What is asked:
Please reproduce, line for line and unchanged, the stretch of the records below from the very start through the line containing "301, 361, 311]", including both of those lines.

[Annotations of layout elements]
* * *

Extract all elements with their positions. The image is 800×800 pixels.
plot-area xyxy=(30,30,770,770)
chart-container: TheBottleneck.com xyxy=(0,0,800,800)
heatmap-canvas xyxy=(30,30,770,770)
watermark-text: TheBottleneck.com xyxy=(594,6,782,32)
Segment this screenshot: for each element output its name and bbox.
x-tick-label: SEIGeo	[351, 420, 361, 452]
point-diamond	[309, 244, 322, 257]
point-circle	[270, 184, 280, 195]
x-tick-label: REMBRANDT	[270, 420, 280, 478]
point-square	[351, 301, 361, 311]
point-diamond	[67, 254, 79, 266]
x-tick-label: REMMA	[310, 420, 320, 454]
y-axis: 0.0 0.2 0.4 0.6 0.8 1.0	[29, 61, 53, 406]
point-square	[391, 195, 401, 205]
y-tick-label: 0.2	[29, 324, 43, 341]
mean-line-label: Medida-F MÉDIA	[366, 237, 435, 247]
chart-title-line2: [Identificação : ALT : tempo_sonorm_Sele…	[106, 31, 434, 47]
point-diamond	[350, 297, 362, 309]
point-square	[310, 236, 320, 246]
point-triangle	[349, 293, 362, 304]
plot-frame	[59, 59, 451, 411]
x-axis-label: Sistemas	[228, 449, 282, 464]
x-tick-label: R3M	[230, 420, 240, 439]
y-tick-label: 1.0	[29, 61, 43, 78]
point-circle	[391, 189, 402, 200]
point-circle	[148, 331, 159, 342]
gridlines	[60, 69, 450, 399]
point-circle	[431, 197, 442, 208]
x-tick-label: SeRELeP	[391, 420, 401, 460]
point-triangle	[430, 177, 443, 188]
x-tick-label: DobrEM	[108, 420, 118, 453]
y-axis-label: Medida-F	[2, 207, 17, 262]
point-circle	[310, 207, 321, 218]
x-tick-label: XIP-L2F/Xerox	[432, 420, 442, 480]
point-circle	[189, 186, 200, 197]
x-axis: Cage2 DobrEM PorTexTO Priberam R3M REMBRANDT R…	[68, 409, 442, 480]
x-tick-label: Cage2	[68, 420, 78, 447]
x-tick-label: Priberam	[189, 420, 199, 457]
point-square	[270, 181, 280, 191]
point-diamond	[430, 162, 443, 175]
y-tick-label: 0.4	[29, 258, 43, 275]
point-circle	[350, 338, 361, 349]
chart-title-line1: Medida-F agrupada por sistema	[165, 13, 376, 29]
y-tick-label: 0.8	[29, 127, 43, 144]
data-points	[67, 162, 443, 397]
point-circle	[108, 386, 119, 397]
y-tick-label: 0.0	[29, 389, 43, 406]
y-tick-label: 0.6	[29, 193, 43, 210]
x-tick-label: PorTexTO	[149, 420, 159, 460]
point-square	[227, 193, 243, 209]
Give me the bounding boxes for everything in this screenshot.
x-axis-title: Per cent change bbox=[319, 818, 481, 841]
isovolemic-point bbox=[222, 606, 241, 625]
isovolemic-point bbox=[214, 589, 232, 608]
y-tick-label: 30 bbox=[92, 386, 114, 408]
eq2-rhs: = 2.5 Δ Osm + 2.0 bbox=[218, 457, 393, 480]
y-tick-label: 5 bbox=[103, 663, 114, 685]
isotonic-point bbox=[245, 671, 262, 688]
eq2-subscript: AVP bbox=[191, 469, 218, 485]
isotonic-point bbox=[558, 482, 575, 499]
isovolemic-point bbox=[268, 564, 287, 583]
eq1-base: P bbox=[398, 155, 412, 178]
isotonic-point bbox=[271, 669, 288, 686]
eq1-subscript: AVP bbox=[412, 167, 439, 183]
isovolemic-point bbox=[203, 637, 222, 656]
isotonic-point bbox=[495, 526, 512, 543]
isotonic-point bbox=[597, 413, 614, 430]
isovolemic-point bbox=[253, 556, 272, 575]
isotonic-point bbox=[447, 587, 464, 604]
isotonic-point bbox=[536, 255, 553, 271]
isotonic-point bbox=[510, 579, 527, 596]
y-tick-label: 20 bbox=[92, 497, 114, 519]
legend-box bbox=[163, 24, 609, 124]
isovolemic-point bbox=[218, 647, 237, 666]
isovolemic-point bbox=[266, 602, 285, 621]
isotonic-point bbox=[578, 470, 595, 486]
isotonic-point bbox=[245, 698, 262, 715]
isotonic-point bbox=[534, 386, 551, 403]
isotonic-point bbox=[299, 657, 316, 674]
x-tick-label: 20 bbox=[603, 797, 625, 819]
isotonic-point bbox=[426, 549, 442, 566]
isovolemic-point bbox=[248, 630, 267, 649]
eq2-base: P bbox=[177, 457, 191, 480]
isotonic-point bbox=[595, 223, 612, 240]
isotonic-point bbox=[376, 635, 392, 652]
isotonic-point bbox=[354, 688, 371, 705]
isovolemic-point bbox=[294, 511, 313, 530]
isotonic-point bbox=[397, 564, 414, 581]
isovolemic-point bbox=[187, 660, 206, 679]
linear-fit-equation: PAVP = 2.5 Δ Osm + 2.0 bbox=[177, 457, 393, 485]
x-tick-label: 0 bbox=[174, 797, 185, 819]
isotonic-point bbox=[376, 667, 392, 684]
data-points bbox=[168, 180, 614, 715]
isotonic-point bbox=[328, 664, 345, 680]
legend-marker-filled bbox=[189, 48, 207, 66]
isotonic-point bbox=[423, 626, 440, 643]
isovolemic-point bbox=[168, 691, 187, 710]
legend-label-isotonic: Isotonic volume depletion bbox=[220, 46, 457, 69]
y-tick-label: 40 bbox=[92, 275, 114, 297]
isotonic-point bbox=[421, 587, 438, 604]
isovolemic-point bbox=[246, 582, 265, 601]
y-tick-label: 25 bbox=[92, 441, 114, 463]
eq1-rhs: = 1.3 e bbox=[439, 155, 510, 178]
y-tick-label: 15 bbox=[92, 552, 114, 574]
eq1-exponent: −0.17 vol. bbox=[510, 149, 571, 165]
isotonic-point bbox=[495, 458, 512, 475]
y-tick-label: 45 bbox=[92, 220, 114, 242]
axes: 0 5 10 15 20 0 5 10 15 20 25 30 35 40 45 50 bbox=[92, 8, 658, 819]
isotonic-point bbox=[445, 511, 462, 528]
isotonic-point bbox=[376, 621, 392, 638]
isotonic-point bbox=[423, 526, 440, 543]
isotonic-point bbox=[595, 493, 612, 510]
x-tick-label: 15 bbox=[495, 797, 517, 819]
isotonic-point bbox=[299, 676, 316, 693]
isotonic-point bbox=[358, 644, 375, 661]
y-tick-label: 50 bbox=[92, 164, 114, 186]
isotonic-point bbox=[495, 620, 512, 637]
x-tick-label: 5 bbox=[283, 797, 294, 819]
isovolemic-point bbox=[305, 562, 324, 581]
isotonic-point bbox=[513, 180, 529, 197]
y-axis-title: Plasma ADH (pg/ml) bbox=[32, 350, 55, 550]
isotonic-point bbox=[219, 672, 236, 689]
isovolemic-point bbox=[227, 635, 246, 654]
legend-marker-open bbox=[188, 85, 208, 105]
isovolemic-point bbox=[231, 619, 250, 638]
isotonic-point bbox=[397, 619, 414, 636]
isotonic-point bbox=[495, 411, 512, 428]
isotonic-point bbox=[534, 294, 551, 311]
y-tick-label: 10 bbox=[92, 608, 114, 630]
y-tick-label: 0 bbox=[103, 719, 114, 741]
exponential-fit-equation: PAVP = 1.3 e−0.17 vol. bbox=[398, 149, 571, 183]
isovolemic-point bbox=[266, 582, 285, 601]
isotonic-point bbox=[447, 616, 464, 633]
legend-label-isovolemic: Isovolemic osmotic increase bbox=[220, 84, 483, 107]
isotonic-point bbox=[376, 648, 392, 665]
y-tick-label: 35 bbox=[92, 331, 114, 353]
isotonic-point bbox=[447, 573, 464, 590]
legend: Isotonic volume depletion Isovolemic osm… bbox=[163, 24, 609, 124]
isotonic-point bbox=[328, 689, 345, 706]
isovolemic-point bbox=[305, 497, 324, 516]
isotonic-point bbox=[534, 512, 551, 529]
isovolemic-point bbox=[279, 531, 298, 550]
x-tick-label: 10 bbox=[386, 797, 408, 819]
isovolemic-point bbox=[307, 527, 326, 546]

* * *

Answer to this exercise:
Extract all elements with their positions. The image is 800×800 pixels.
plot-area xyxy=(30,30,770,770)
chart-container: TheBottleneck.com xyxy=(0,0,800,800)
heatmap-canvas xyxy=(30,30,770,770)
watermark-text: TheBottleneck.com xyxy=(594,6,782,32)
Segment this screenshot: for each element output its name and bbox.
x-tick-label: SEIGeo	[351, 420, 361, 452]
point-diamond	[309, 244, 322, 257]
point-circle	[270, 184, 280, 195]
x-tick-label: REMBRANDT	[270, 420, 280, 478]
point-square	[351, 301, 361, 311]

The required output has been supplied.